Problem details: Make an exact copy of all the entries, with the pictures left out.

Provided data:
════════════════
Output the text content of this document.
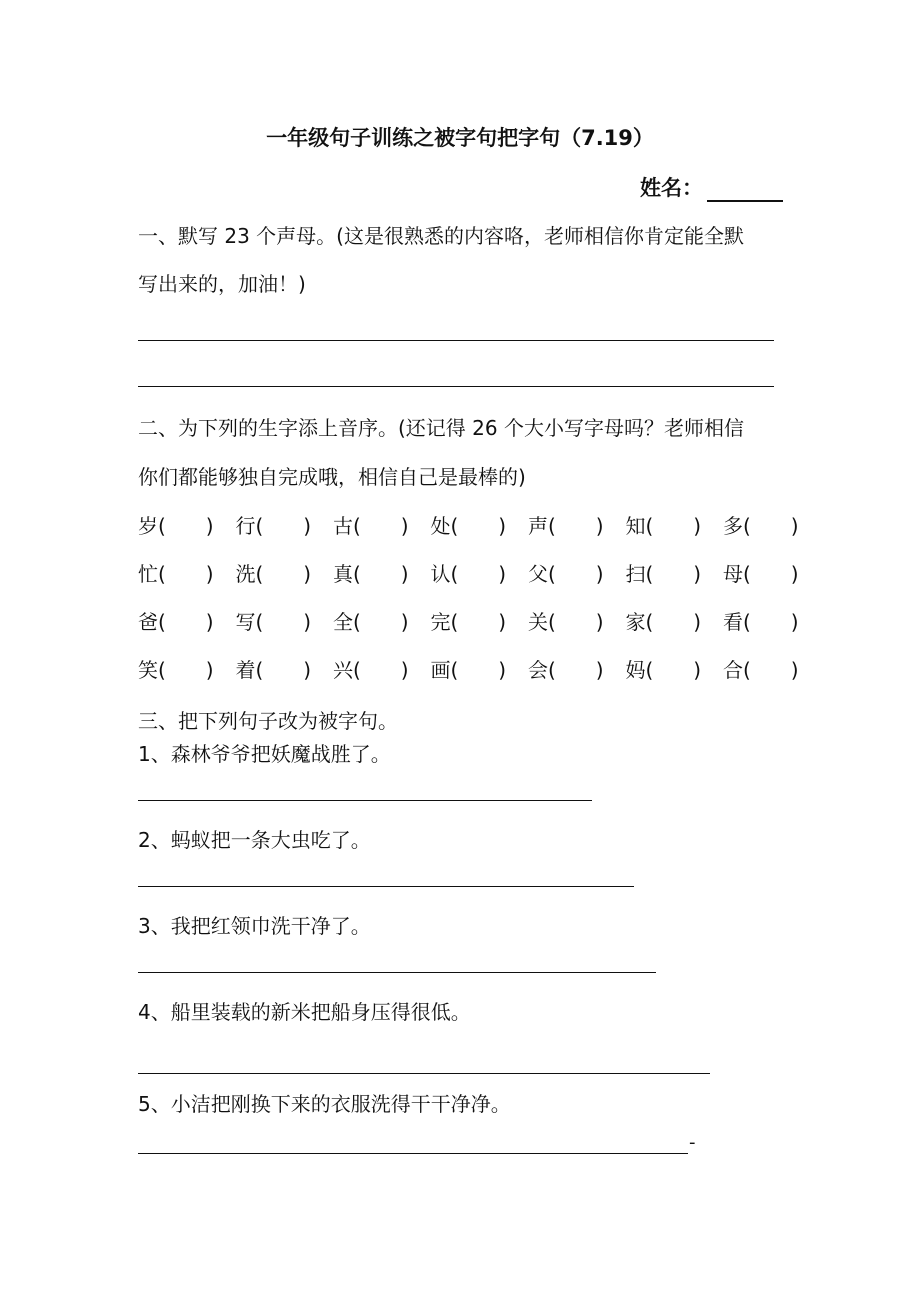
一年级句子训练之被字句把字句（7.19）
姓名：
一、默写 23 个声母。(这是很熟悉的内容咯，老师相信你肯定能全默
写出来的，加油！)
二、为下列的生字添上音序。(还记得 26 个大小写字母吗？老师相信
你们都能够独自完成哦，相信自己是最棒的)
岁(　　) 行(　　) 古(　　) 处(　　) 声(　　) 知(　　) 多(　　)
忙(　　) 洗(　　) 真(　　) 认(　　) 父(　　) 扫(　　) 母(　　)
爸(　　) 写(　　) 全(　　) 完(　　) 关(　　) 家(　　) 看(　　)
笑(　　) 着(　　) 兴(　　) 画(　　) 会(　　) 妈(　　) 合(　　)
三、把下列句子改为被字句。
1、森林爷爷把妖魔战胜了。
2、蚂蚁把一条大虫吃了。
3、我把红领巾洗干净了。
4、船里装载的新米把船身压得很低。
5、小洁把刚换下来的衣服洗得干干净净。
-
════════════════
Correct response:
Output the text content of this document.
一年级句子训练之被字句把字句（7.19）
姓名：
一、默写 23 个声母。(这是很熟悉的内容咯，老师相信你肯定能全默
写出来的，加油！)
二、为下列的生字添上音序。(还记得 26 个大小写字母吗？老师相信
你们都能够独自完成哦，相信自己是最棒的)
岁(　　) 行(　　) 古(　　) 处(　　) 声(　　) 知(　　) 多(　　)
忙(　　) 洗(　　) 真(　　) 认(　　) 父(　　) 扫(　　) 母(　　)
爸(　　) 写(　　) 全(　　) 完(　　) 关(　　) 家(　　) 看(　　)
笑(　　) 着(　　) 兴(　　) 画(　　) 会(　　) 妈(　　) 合(　　)
三、把下列句子改为被字句。
1、森林爷爷把妖魔战胜了。
2、蚂蚁把一条大虫吃了。
3、我把红领巾洗干净了。
4、船里装载的新米把船身压得很低。
5、小洁把刚换下来的衣服洗得干干净净。
-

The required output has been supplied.